§ **Set exercise**: Every record should be copied exactly, except that pictures are to be omitted.

§ **Dataset records**:
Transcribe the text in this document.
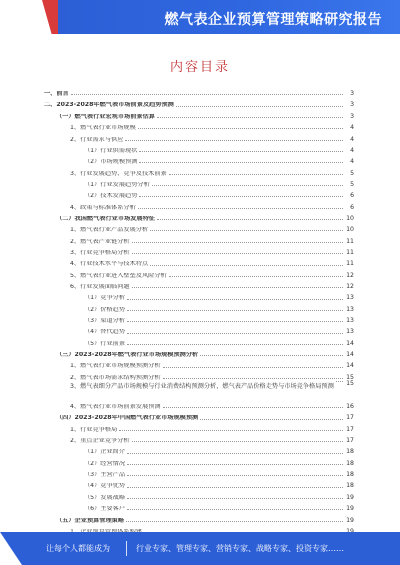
燃气表企业预算管理策略研究报告
内容目录
一、前言	3
二、2023-2028年燃气表市场前景及趋势预测	3
（一）燃气表行业宏观市场前景估算	3
1、燃气表行业市场规模	4
2、行业需求与供应	4
（1）行业供需现状	4
（2）市场规模预测	4
3、行业发展趋势、竞争及技术前景	5
（1）行业发展趋势分析	5
（2）技术发展趋势	6
4、政策与标准体系分析	6
（二）我国燃气表行业市场发展特征	10
1、燃气表行业产品发展分析	10
2、燃气表产业链分析	11
3、行业竞争格局分析	11
4、行业技术水平与技术特点	11
5、燃气表行业进入壁垒及风险分析	12
6、行业发展面临问题	12
（1）竞争分析	13
（2）价格趋势	13
（3）渠道分析	13
（4）替代趋势	13
（5）行业前景	14
（三）2023-2028年燃气表行业市场规模预测分析	14
1、燃气表行业市场规模预测分析	14
2、燃气表市场需求结构预测分析	15
3、燃气表细分产品市场规模与行业消费结构预测分析，燃气表产品价格走势与市场竞争格局预测	15
4、燃气表行业市场前景发展预测	16
（四）2023-2028年中国燃气表行业市场规模预测	17
1、行业竞争格局	17
2、重点企业竞争分析	17
（1）企业简介	18
（2）经营情况	18
（3）主营产品	18
（4）竞争优势	18
（5）发展战略	19
（6）主要客户	19
（五）企业预算管理策略	19
·
让每个人都能成为	行业专家、管理专家、营销专家、战略专家、投资专家……
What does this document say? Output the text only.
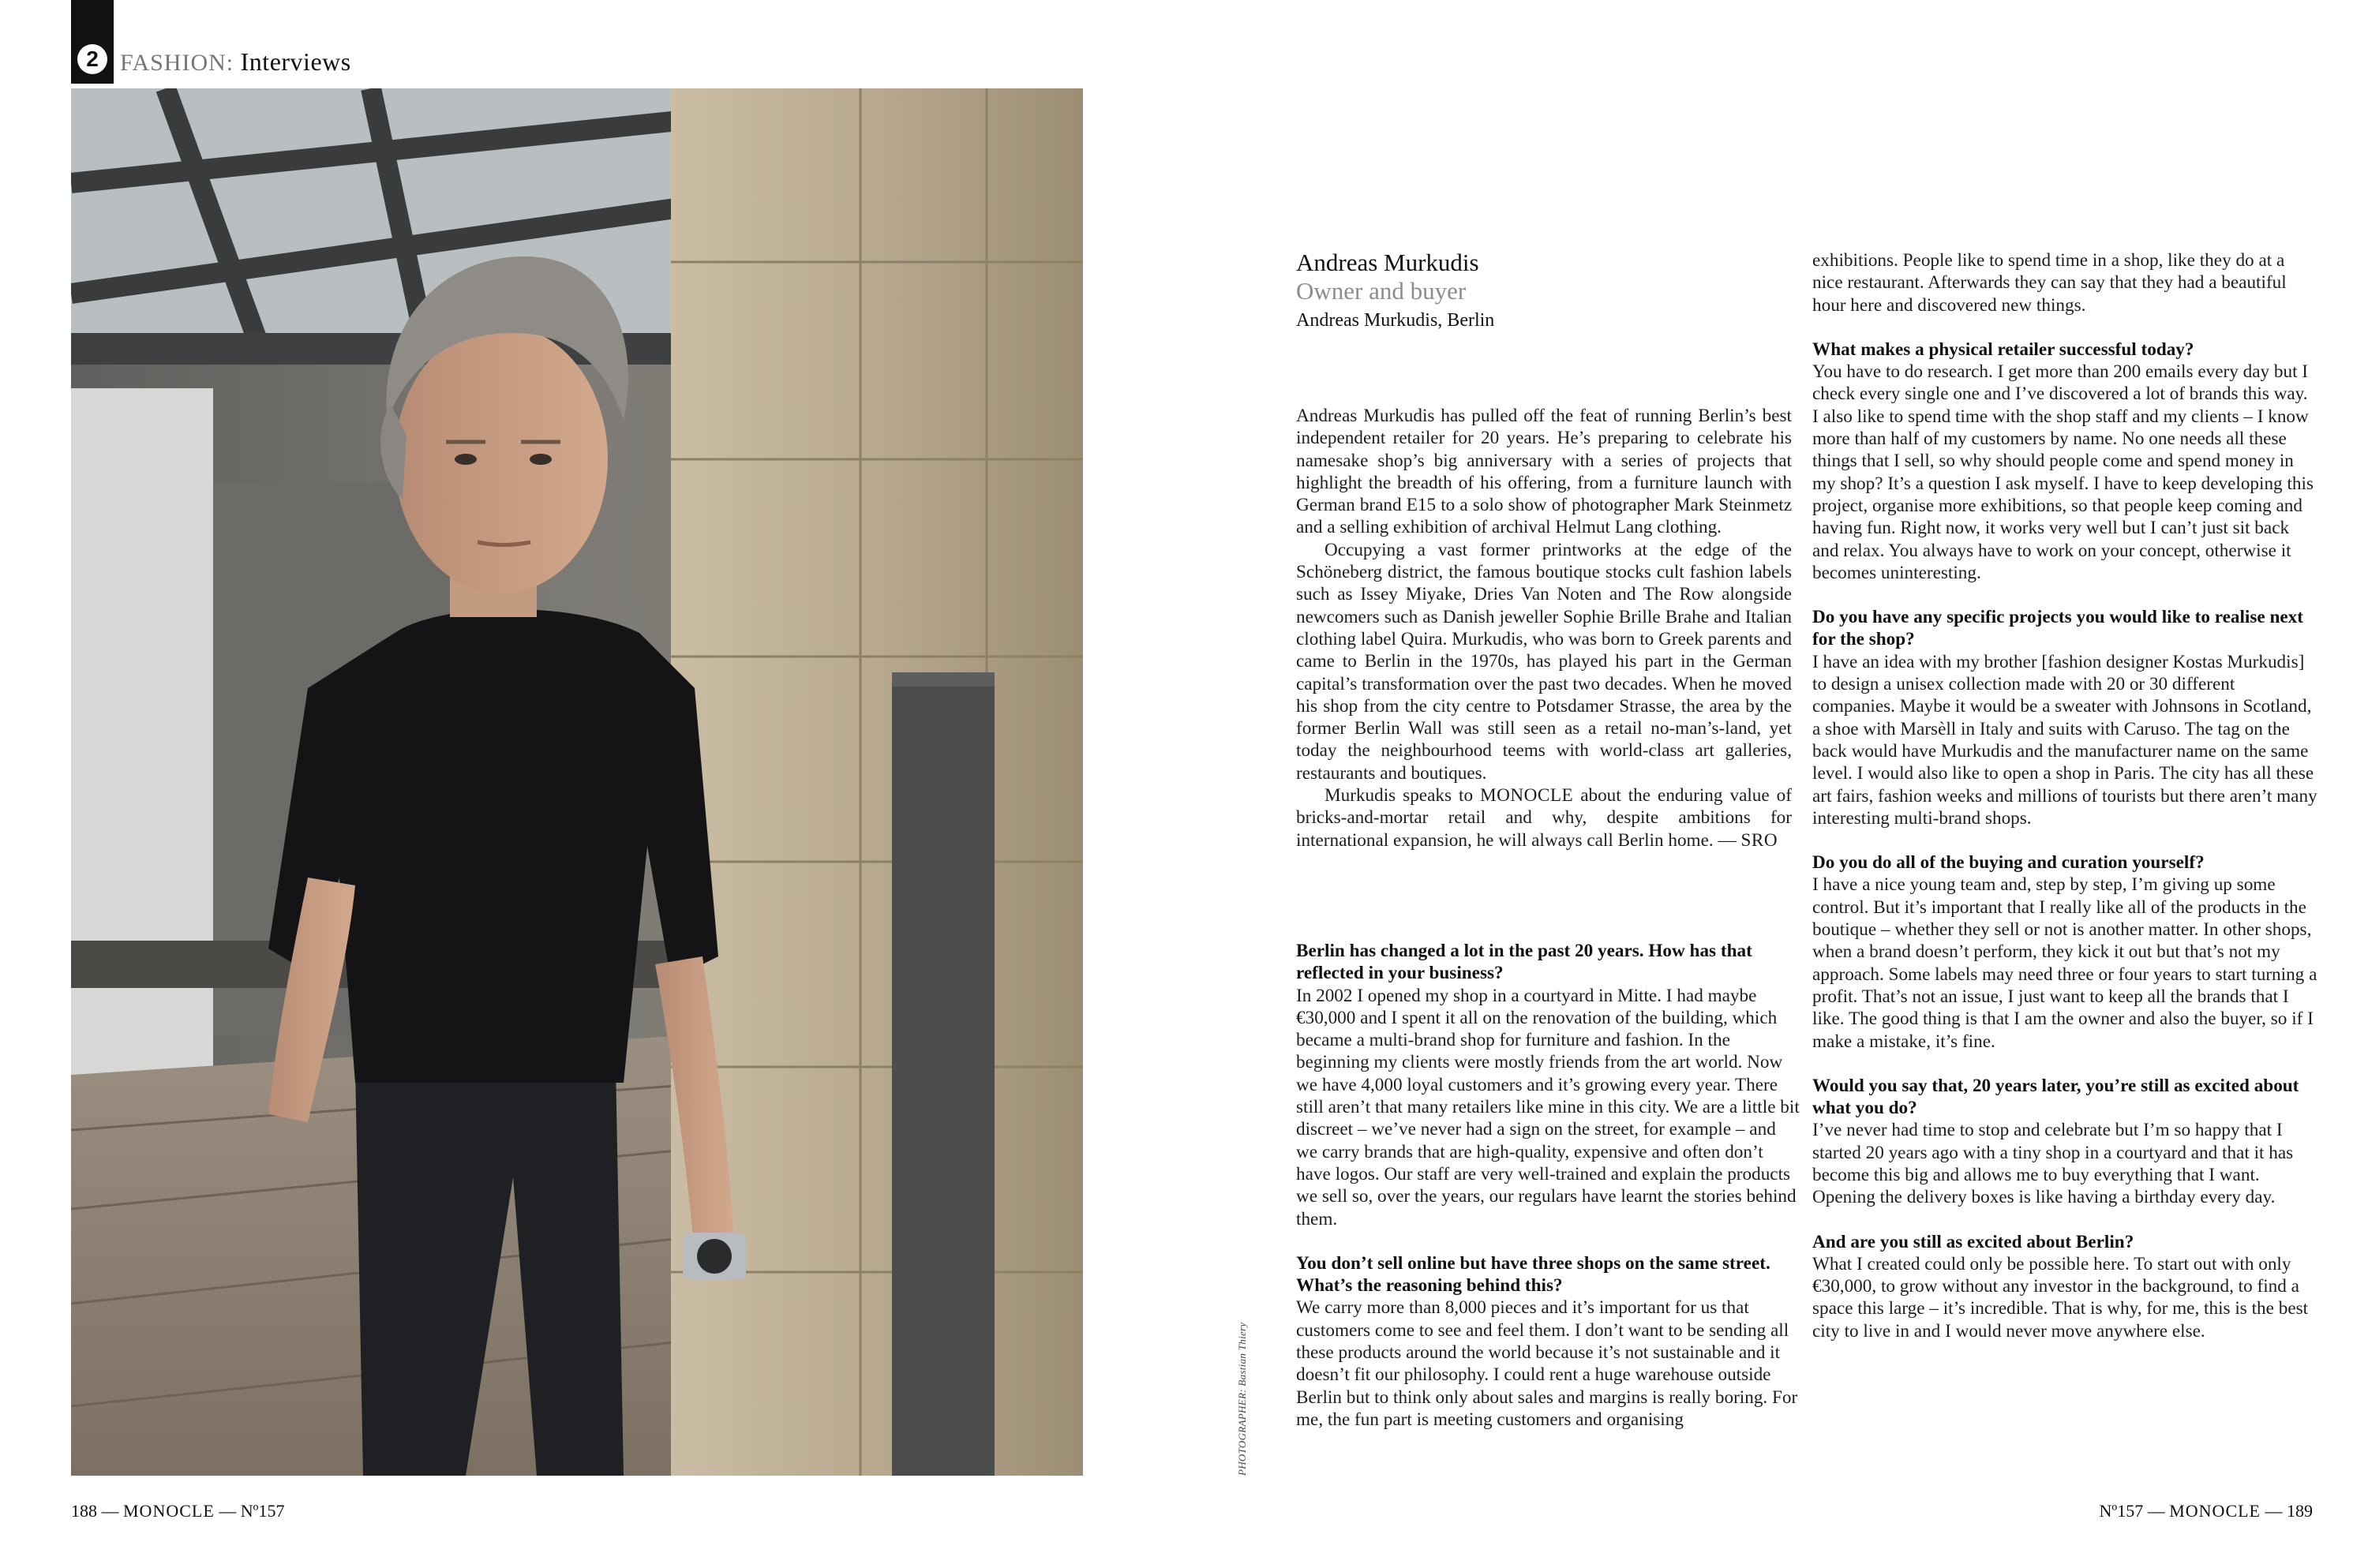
2 FASHION: Interviews
PHOTOGRAPHER: Bastian Thiery
Andreas Murkudis
Owner and buyer
Andreas Murkudis, Berlin

Andreas Murkudis has pulled off the feat of running Berlin’s best independent retailer for 20 years. He’s preparing to celebrate his namesake shop’s big anniversary with a series of projects that highlight the breadth of his offering, from a furniture launch with German brand E15 to a solo show of photographer Mark Steinmetz and a selling exhibition of archival Helmut Lang clothing.

Occupying a vast former printworks at the edge of the Schöneberg district, the famous boutique stocks cult fashion labels such as Issey Miyake, Dries Van Noten and The Row alongside newcomers such as Danish jeweller Sophie Brille Brahe and Italian clothing label Quira. Murkudis, who was born to Greek parents and came to Berlin in the 1970s, has played his part in the German capital’s transformation over the past two decades. When he moved his shop from the city centre to Potsdamer Strasse, the area by the former Berlin Wall was still seen as a retail no-man’s-land, yet today the neighbourhood teems with world-class art galleries, restaurants and boutiques.

Murkudis speaks to MONOCLE about the enduring value of bricks-and-mortar retail and why, despite ambitions for international expansion, he will always call Berlin home. — SRO

Berlin has changed a lot in the past 20 years. How has that reflected in your business?

In 2002 I opened my shop in a courtyard in Mitte. I had maybe €30,000 and I spent it all on the renovation of the building, which became a multi-brand shop for furniture and fashion. In the beginning my clients were mostly friends from the art world. Now we have 4,000 loyal customers and it’s growing every year. There still aren’t that many retailers like mine in this city. We are a little bit discreet – we’ve never had a sign on the street, for example – and we carry brands that are high-quality, expensive and often don’t have logos. Our staff are very well-trained and explain the products we sell so, over the years, our regulars have learnt the stories behind them.

You don’t sell online but have three shops on the same street. What’s the reasoning behind this?

We carry more than 8,000 pieces and it’s important for us that customers come to see and feel them. I don’t want to be sending all these products around the world because it’s not sustainable and it doesn’t fit our philosophy. I could rent a huge warehouse outside Berlin but to think only about sales and margins is really boring. For me, the fun part is meeting customers and organising

exhibitions. People like to spend time in a shop, like they do at a nice restaurant. Afterwards they can say that they had a beautiful hour here and discovered new things.

What makes a physical retailer successful today?

You have to do research. I get more than 200 emails every day but I check every single one and I’ve discovered a lot of brands this way. I also like to spend time with the shop staff and my clients – I know more than half of my customers by name. No one needs all these things that I sell, so why should people come and spend money in my shop? It’s a question I ask myself. I have to keep developing this project, organise more exhibitions, so that people keep coming and having fun. Right now, it works very well but I can’t just sit back and relax. You always have to work on your concept, otherwise it becomes uninteresting.

Do you have any specific projects you would like to realise next for the shop?

I have an idea with my brother [fashion designer Kostas Murkudis] to design a unisex collection made with 20 or 30 different companies. Maybe it would be a sweater with Johnsons in Scotland, a shoe with Marsèll in Italy and suits with Caruso. The tag on the back would have Murkudis and the manufacturer name on the same level. I would also like to open a shop in Paris. The city has all these art fairs, fashion weeks and millions of tourists but there aren’t many interesting multi-brand shops.

Do you do all of the buying and curation yourself?

I have a nice young team and, step by step, I’m giving up some control. But it’s important that I really like all of the products in the boutique – whether they sell or not is another matter. In other shops, when a brand doesn’t perform, they kick it out but that’s not my approach. Some labels may need three or four years to start turning a profit. That’s not an issue, I just want to keep all the brands that I like. The good thing is that I am the owner and also the buyer, so if I make a mistake, it’s fine.

Would you say that, 20 years later, you’re still as excited about what you do?

I’ve never had time to stop and celebrate but I’m so happy that I started 20 years ago with a tiny shop in a courtyard and that it has become this big and allows me to buy everything that I want. Opening the delivery boxes is like having a birthday every day.

And are you still as excited about Berlin?

What I created could only be possible here. To start out with only €30,000, to grow without any investor in the background, to find a space this large – it’s incredible. That is why, for me, this is the best city to live in and I would never move anywhere else.

188 — MONOCLE — Nº157	Nº157 — MONOCLE — 189
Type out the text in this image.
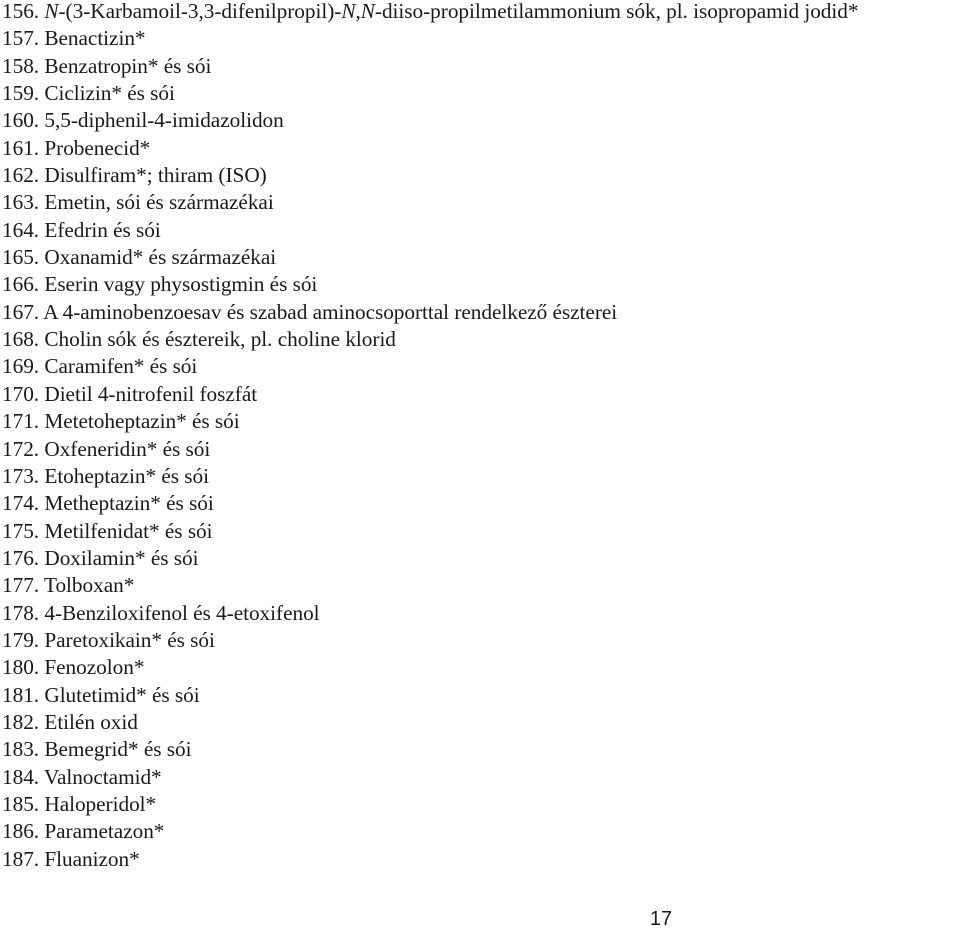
156. N-(3-Karbamoil-3,3-difenilpropil)-N,N-diiso-propilmetilammonium sók, pl. isopropamid jodid*
157. Benactizin*
158. Benzatropin* és sói
159. Ciclizin* és sói
160. 5,5-diphenil-4-imidazolidon
161. Probenecid*
162. Disulfiram*; thiram (ISO)
163. Emetin, sói és származékai
164. Efedrin és sói
165. Oxanamid* és származékai
166. Eserin vagy physostigmin és sói
167. A 4-aminobenzoesav és szabad aminocsoporttal rendelkező észterei
168. Cholin sók és észtereik, pl. choline klorid
169. Caramifen* és sói
170. Dietil 4-nitrofenil foszfát
171. Metetoheptazin* és sói
172. Oxfeneridin* és sói
173. Etoheptazin* és sói
174. Metheptazin* és sói
175. Metilfenidat* és sói
176. Doxilamin* és sói
177. Tolboxan*
178. 4-Benziloxifenol és 4-etoxifenol
179. Paretoxikain* és sói
180. Fenozolon*
181. Glutetimid* és sói
182. Etilén oxid
183. Bemegrid* és sói
184. Valnoctamid*
185. Haloperidol*
186. Parametazon*
187. Fluanizon*
17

§ **Written answer**:
Transcribe the text in this document.
燃气表企业预算管理策略研究报告
内容目录
一、前言	3
二、2023-2028年燃气表市场前景及趋势预测	3
（一）燃气表行业宏观市场前景估算	3
1、燃气表行业市场规模	4
2、行业需求与供应	4
（1）行业供需现状	4
（2）市场规模预测	4
3、行业发展趋势、竞争及技术前景	5
（1）行业发展趋势分析	5
（2）技术发展趋势	6
4、政策与标准体系分析	6
（二）我国燃气表行业市场发展特征	10
1、燃气表行业产品发展分析	10
2、燃气表产业链分析	11
3、行业竞争格局分析	11
4、行业技术水平与技术特点	11
5、燃气表行业进入壁垒及风险分析	12
6、行业发展面临问题	12
（1）竞争分析	13
（2）价格趋势	13
（3）渠道分析	13
（4）替代趋势	13
（5）行业前景	14
（三）2023-2028年燃气表行业市场规模预测分析	14
1、燃气表行业市场规模预测分析	14
2、燃气表市场需求结构预测分析	15
3、燃气表细分产品市场规模与行业消费结构预测分析，燃气表产品价格走势与市场竞争格局预测	15
4、燃气表行业市场前景发展预测	16
（四）2023-2028年中国燃气表行业市场规模预测	17
1、行业竞争格局	17
2、重点企业竞争分析	17
（1）企业简介	18
（2）经营情况	18
（3）主营产品	18
（4）竞争优势	18
（5）发展战略	19
（6）主要客户	19
（五）企业预算管理策略	19
·
让每个人都能成为	行业专家、管理专家、营销专家、战略专家、投资专家……
What does this document say? Output the text only.
2 FASHION: Interviews
PHOTOGRAPHER: Bastian Thiery
Andreas Murkudis
Owner and buyer
Andreas Murkudis, Berlin

Andreas Murkudis has pulled off the feat of running Berlin’s best independent retailer for 20 years. He’s preparing to celebrate his namesake shop’s big anniversary with a series of projects that highlight the breadth of his offering, from a furniture launch with German brand E15 to a solo show of photographer Mark Steinmetz and a selling exhibition of archival Helmut Lang clothing.

Occupying a vast former printworks at the edge of the Schöneberg district, the famous boutique stocks cult fashion labels such as Issey Miyake, Dries Van Noten and The Row alongside newcomers such as Danish jeweller Sophie Brille Brahe and Italian clothing label Quira. Murkudis, who was born to Greek parents and came to Berlin in the 1970s, has played his part in the German capital’s transformation over the past two decades. When he moved his shop from the city centre to Potsdamer Strasse, the area by the former Berlin Wall was still seen as a retail no-man’s-land, yet today the neighbourhood teems with world-class art galleries, restaurants and boutiques.

Murkudis speaks to MONOCLE about the enduring value of bricks-and-mortar retail and why, despite ambitions for international expansion, he will always call Berlin home. — SRO

Berlin has changed a lot in the past 20 years. How has that reflected in your business?

In 2002 I opened my shop in a courtyard in Mitte. I had maybe €30,000 and I spent it all on the renovation of the building, which became a multi-brand shop for furniture and fashion. In the beginning my clients were mostly friends from the art world. Now we have 4,000 loyal customers and it’s growing every year. There still aren’t that many retailers like mine in this city. We are a little bit discreet – we’ve never had a sign on the street, for example – and we carry brands that are high-quality, expensive and often don’t have logos. Our staff are very well-trained and explain the products we sell so, over the years, our regulars have learnt the stories behind them.

You don’t sell online but have three shops on the same street. What’s the reasoning behind this?

We carry more than 8,000 pieces and it’s important for us that customers come to see and feel them. I don’t want to be sending all these products around the world because it’s not sustainable and it doesn’t fit our philosophy. I could rent a huge warehouse outside Berlin but to think only about sales and margins is really boring. For me, the fun part is meeting customers and organising

exhibitions. People like to spend time in a shop, like they do at a nice restaurant. Afterwards they can say that they had a beautiful hour here and discovered new things.

What makes a physical retailer successful today?

You have to do research. I get more than 200 emails every day but I check every single one and I’ve discovered a lot of brands this way. I also like to spend time with the shop staff and my clients – I know more than half of my customers by name. No one needs all these things that I sell, so why should people come and spend money in my shop? It’s a question I ask myself. I have to keep developing this project, organise more exhibitions, so that people keep coming and having fun. Right now, it works very well but I can’t just sit back and relax. You always have to work on your concept, otherwise it becomes uninteresting.

Do you have any specific projects you would like to realise next for the shop?

I have an idea with my brother [fashion designer Kostas Murkudis] to design a unisex collection made with 20 or 30 different companies. Maybe it would be a sweater with Johnsons in Scotland, a shoe with Marsèll in Italy and suits with Caruso. The tag on the back would have Murkudis and the manufacturer name on the same level. I would also like to open a shop in Paris. The city has all these art fairs, fashion weeks and millions of tourists but there aren’t many interesting multi-brand shops.

Do you do all of the buying and curation yourself?

I have a nice young team and, step by step, I’m giving up some control. But it’s important that I really like all of the products in the boutique – whether they sell or not is another matter. In other shops, when a brand doesn’t perform, they kick it out but that’s not my approach. Some labels may need three or four years to start turning a profit. That’s not an issue, I just want to keep all the brands that I like. The good thing is that I am the owner and also the buyer, so if I make a mistake, it’s fine.

Would you say that, 20 years later, you’re still as excited about what you do?

I’ve never had time to stop and celebrate but I’m so happy that I started 20 years ago with a tiny shop in a courtyard and that it has become this big and allows me to buy everything that I want. Opening the delivery boxes is like having a birthday every day.

And are you still as excited about Berlin?

What I created could only be possible here. To start out with only €30,000, to grow without any investor in the background, to find a space this large – it’s incredible. That is why, for me, this is the best city to live in and I would never move anywhere else.

188 — MONOCLE — Nº157	Nº157 — MONOCLE — 189
Type out the text in this image.
156. N-(3-Karbamoil-3,3-difenilpropil)-N,N-diiso-propilmetilammonium sók, pl. isopropamid jodid*
157. Benactizin*
158. Benzatropin* és sói
159. Ciclizin* és sói
160. 5,5-diphenil-4-imidazolidon
161. Probenecid*
162. Disulfiram*; thiram (ISO)
163. Emetin, sói és származékai
164. Efedrin és sói
165. Oxanamid* és származékai
166. Eserin vagy physostigmin és sói
167. A 4-aminobenzoesav és szabad aminocsoporttal rendelkező észterei
168. Cholin sók és észtereik, pl. choline klorid
169. Caramifen* és sói
170. Dietil 4-nitrofenil foszfát
171. Metetoheptazin* és sói
172. Oxfeneridin* és sói
173. Etoheptazin* és sói
174. Metheptazin* és sói
175. Metilfenidat* és sói
176. Doxilamin* és sói
177. Tolboxan*
178. 4-Benziloxifenol és 4-etoxifenol
179. Paretoxikain* és sói
180. Fenozolon*
181. Glutetimid* és sói
182. Etilén oxid
183. Bemegrid* és sói
184. Valnoctamid*
185. Haloperidol*
186. Parametazon*
187. Fluanizon*
17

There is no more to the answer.